• Tareas:
- A) Responde según el texto sobre consejos para escribir:
(i) ¿Qué periódico publicó los consejos de los escritores británicos?
(ii) ¿En cuántas partes se publicaron?
(iii) ¿Qué herramienta se sugiere si el idioma resulta un inconveniente?
- B) Devuelve tal cual el fragmento del texto sobre consejos para escribir que empieza con "Una última advertencia: el" y sigue hasta "los siguientes párrafos.".

• Extracto del texto:
•••

Tras las '10 Reglas para Escribir' de Elmore Leonard, el periódico The Guardian publicó en dos partes [1] [2] los consejos que varios escritores británicos contemporáneos proponen respecto al oficio de escribir.

Las ideas, aunque repetitivas para algunos, son lúdicas en la mayoría de los casos. Vale la pena darles una leída, aunque reconozco que la extensión del artículo es exagerada y cansada.

Es por ello que a continuación les pongo los puntos que me llamaron la atención en cada una de las participaciones. Si confían en mi, les habré resumido las propuestas más interesantes/lúdicas; de otro modo, cada uno de los siguientes extractos puede funcionar como una invitación para que amplíen la lectura.

Una última advertencia: el siguiente contenido se encuentra en inglés. Si la barrera del idioma les representa algún inconveniente, pueden emplear la herramienta de Google Translate para que se den una idea de los siguientes párrafos.

•••

• Material mostrado:

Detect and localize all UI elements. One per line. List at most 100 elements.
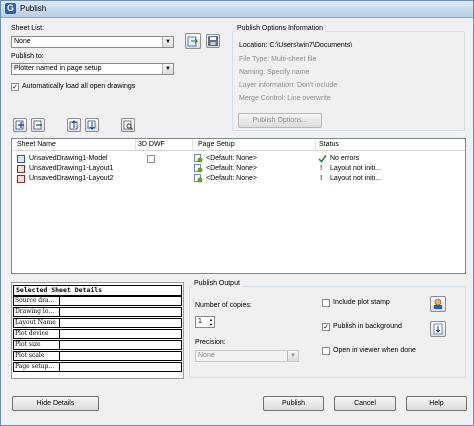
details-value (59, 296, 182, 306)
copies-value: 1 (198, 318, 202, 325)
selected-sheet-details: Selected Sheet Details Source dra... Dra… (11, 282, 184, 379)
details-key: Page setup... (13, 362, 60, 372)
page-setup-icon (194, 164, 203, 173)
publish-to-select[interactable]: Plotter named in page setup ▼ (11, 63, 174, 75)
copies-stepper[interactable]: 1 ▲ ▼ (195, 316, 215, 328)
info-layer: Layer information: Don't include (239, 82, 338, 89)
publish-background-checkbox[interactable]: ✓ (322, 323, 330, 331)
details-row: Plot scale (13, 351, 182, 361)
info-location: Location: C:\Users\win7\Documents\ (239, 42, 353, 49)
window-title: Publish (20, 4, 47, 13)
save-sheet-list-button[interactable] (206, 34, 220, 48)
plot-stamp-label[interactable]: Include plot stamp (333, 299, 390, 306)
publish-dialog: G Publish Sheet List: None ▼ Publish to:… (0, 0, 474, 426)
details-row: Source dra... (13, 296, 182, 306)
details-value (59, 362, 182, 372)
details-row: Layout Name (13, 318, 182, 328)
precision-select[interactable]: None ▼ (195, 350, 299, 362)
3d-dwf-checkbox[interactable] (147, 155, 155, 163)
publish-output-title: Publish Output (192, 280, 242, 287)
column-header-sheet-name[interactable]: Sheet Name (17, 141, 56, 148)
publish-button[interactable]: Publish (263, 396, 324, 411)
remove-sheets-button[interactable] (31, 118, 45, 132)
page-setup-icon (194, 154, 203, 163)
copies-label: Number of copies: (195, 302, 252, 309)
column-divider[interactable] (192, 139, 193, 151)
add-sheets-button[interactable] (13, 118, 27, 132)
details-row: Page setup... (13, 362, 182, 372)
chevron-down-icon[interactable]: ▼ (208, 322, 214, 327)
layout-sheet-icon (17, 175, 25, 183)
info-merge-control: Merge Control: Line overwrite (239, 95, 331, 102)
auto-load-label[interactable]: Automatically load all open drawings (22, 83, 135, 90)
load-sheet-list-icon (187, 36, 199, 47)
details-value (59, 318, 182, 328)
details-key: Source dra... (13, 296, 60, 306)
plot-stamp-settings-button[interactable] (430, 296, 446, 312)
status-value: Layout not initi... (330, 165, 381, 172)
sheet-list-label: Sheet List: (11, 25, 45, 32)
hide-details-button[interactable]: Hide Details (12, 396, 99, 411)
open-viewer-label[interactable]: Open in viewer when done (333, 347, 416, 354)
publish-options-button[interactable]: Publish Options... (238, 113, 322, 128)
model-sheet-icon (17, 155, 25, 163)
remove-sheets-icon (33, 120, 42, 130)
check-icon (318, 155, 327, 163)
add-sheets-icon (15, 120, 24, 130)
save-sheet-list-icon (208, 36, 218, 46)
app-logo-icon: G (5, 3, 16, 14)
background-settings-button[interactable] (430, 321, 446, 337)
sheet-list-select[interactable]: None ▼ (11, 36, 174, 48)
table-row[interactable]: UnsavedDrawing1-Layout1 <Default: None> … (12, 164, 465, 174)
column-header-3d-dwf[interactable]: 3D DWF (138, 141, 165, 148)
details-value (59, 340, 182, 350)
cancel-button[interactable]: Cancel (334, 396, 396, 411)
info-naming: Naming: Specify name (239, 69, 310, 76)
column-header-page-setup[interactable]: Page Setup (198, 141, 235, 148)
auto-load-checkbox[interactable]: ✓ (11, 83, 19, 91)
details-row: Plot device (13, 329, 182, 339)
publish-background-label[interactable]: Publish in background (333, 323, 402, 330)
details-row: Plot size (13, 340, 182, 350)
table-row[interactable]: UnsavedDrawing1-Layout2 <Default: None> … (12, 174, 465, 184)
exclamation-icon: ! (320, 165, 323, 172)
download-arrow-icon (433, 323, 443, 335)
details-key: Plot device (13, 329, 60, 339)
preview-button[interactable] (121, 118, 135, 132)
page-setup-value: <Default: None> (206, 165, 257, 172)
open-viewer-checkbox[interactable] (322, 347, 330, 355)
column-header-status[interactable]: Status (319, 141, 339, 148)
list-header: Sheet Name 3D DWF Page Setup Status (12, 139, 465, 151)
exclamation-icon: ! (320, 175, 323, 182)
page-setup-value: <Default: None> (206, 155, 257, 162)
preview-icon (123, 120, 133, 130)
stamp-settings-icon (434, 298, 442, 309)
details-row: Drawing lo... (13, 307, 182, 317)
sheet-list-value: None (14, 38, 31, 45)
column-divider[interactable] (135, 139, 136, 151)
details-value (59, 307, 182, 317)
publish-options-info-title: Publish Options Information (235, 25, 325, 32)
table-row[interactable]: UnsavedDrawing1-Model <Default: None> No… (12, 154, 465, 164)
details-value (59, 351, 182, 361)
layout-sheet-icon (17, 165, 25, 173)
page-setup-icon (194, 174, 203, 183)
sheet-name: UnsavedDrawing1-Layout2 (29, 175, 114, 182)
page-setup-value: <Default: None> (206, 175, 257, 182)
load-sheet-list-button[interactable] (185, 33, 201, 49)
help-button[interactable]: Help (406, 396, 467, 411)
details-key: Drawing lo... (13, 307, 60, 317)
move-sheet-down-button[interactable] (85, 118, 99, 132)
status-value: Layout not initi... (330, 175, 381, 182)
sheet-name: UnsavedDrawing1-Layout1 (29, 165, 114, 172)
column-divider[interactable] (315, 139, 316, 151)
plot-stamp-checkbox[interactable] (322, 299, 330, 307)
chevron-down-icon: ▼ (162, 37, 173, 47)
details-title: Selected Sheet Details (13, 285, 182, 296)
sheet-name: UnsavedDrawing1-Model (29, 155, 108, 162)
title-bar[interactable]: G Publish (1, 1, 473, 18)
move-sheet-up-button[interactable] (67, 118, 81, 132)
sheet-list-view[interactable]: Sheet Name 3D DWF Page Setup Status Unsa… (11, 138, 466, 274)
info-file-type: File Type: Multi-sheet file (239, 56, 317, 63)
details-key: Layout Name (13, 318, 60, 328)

•••

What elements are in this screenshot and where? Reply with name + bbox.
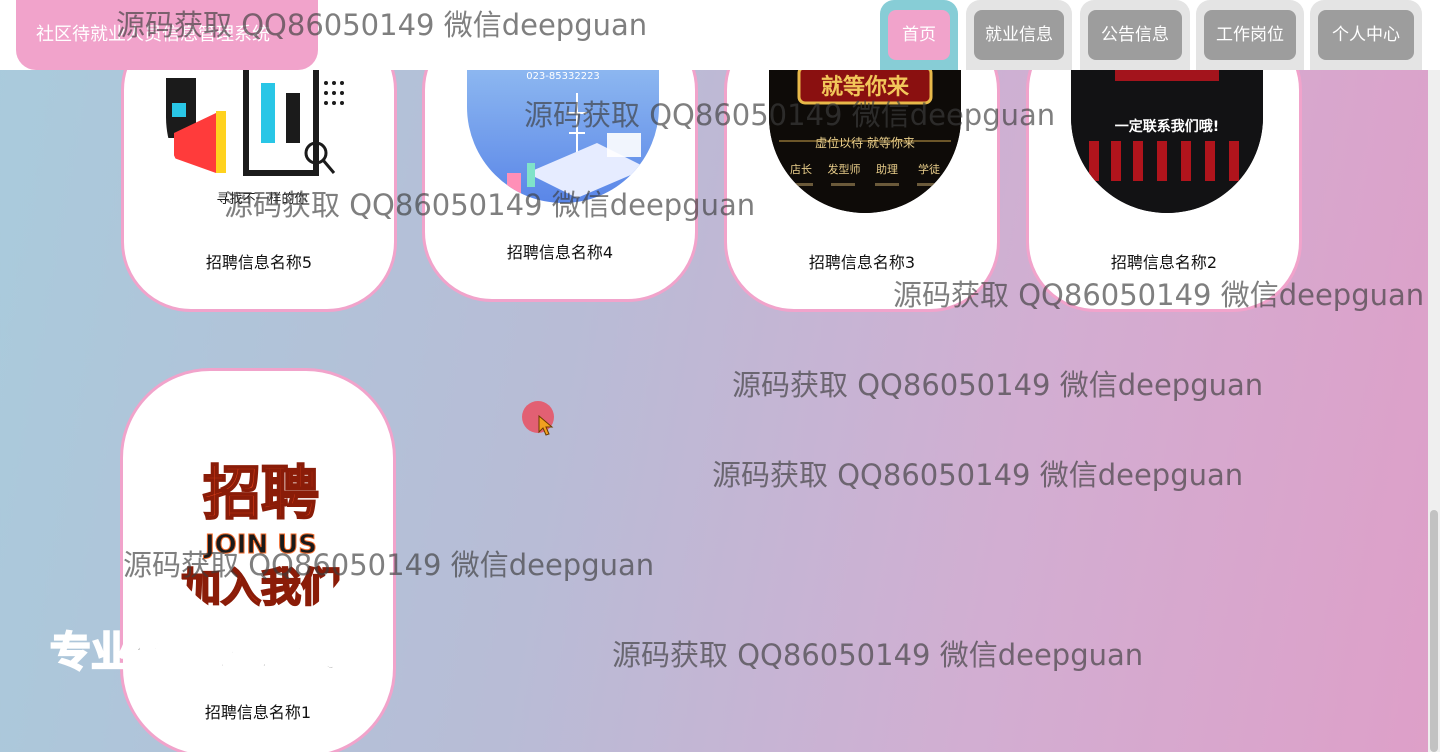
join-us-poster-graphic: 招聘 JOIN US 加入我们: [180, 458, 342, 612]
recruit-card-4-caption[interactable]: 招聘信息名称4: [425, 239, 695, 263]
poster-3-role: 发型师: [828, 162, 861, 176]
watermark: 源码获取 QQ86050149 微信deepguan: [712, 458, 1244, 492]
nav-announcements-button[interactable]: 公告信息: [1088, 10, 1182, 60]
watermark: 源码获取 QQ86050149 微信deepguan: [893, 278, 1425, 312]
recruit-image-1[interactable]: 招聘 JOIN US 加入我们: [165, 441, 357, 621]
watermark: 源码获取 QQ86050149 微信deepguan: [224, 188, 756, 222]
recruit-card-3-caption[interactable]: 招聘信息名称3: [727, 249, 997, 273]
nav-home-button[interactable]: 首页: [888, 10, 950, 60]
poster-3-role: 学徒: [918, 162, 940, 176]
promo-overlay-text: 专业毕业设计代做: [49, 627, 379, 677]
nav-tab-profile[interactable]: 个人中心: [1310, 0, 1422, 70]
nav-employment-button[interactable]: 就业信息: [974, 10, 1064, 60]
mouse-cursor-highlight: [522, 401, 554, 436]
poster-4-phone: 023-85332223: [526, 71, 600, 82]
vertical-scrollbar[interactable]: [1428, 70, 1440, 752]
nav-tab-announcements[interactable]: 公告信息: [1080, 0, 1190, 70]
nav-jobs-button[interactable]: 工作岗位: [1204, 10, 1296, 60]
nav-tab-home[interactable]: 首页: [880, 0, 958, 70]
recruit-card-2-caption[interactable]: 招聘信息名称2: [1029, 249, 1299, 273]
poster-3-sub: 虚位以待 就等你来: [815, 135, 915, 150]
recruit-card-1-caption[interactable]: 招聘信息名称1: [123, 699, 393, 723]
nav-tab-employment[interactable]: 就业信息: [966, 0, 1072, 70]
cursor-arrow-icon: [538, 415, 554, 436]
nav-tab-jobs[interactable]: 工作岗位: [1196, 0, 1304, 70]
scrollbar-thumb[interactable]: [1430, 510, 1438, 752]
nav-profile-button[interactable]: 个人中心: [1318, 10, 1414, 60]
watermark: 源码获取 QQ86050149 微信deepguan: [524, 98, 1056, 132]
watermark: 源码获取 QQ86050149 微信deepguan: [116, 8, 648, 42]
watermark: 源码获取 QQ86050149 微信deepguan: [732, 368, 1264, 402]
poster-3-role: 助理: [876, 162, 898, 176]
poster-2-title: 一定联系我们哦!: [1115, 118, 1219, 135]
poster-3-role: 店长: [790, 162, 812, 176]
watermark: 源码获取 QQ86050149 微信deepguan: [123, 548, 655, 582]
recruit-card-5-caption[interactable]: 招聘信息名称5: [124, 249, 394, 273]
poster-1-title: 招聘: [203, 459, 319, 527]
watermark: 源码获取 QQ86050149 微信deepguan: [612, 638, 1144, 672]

•••

• Soluciones:
- A)
(i) The Guardian.
(ii) En dos partes.
(iii) Google Translate.

- B)
Una última advertencia: el siguiente contenido se encuentra en inglés. Si la barrera del idioma les representa algún inconveniente, pueden emplear la herramienta de Google Translate para que se den una idea de los siguientes párrafos.